> [Job]
Among the lines of this listing, determine how many contain the string "name". Answer with the number only.

> [Supplied entries]
>>>
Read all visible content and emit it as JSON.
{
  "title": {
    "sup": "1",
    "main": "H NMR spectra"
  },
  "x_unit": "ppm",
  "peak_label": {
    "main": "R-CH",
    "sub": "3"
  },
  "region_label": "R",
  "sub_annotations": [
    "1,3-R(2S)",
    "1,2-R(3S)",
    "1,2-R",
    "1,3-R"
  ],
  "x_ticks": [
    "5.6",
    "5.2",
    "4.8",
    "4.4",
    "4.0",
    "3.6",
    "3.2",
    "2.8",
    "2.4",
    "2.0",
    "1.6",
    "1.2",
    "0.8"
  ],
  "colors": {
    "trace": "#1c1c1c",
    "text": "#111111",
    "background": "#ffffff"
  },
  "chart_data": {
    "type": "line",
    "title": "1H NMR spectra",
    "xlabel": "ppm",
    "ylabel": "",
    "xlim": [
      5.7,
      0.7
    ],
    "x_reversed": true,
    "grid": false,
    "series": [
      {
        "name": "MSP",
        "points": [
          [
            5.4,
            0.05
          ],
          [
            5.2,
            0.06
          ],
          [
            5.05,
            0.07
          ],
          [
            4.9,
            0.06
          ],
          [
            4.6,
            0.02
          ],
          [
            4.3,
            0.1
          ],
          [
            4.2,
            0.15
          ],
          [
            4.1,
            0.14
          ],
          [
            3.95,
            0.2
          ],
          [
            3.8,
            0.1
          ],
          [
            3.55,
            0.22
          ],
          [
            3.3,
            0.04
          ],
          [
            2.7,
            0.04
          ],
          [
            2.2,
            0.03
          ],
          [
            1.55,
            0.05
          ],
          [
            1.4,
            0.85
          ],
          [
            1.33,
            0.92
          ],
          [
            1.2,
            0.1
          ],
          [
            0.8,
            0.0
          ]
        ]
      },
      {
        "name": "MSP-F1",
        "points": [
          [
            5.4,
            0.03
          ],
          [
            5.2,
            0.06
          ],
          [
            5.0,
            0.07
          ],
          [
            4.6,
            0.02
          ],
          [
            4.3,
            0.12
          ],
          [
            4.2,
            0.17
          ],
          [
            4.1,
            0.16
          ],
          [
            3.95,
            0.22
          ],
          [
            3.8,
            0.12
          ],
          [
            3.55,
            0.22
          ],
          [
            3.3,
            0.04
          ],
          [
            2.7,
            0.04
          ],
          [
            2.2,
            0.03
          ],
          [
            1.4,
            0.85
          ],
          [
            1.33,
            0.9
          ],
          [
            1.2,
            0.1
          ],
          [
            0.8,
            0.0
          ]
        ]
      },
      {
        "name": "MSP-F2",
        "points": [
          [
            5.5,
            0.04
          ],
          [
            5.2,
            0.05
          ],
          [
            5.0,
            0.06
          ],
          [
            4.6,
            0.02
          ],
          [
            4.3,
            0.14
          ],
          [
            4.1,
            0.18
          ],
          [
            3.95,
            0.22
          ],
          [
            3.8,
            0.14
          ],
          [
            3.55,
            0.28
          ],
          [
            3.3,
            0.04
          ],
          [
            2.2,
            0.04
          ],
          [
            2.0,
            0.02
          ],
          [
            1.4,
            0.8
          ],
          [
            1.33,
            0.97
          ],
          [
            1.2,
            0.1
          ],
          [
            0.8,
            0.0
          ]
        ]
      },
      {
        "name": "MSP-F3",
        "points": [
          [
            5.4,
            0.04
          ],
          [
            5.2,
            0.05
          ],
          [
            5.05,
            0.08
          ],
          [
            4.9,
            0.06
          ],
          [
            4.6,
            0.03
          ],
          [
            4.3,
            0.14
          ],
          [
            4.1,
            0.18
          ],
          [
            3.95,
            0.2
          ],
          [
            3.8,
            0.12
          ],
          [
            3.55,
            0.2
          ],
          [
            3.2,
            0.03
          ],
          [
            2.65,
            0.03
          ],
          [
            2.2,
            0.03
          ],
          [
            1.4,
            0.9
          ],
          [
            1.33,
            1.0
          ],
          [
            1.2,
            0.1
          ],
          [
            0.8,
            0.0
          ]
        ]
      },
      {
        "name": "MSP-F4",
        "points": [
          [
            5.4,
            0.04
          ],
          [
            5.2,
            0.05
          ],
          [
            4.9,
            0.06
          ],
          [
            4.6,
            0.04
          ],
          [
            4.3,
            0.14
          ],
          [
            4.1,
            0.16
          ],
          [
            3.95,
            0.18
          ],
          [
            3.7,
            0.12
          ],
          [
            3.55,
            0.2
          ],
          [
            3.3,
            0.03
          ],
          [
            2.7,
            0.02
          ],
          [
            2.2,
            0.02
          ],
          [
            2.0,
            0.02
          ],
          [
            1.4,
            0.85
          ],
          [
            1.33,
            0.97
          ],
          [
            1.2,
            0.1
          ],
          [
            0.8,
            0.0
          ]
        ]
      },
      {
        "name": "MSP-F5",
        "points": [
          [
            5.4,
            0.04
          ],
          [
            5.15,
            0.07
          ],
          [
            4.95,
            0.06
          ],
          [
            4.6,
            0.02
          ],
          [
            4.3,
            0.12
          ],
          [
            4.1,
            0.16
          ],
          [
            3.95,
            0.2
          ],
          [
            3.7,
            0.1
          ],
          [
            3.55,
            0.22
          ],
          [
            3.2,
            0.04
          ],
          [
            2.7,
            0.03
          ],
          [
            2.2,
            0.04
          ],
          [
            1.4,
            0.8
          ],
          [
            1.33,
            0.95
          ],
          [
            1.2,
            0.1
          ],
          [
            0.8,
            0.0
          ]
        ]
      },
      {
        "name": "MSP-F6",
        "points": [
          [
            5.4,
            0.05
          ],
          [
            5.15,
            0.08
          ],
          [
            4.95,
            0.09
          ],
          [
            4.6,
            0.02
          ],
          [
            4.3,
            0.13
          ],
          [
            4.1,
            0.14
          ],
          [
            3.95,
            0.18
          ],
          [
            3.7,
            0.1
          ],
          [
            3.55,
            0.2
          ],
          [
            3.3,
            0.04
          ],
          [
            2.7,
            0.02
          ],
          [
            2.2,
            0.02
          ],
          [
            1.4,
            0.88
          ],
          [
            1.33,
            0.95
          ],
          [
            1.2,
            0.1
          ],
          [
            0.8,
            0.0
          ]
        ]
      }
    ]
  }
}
<<<
> [Result for this exercise]
7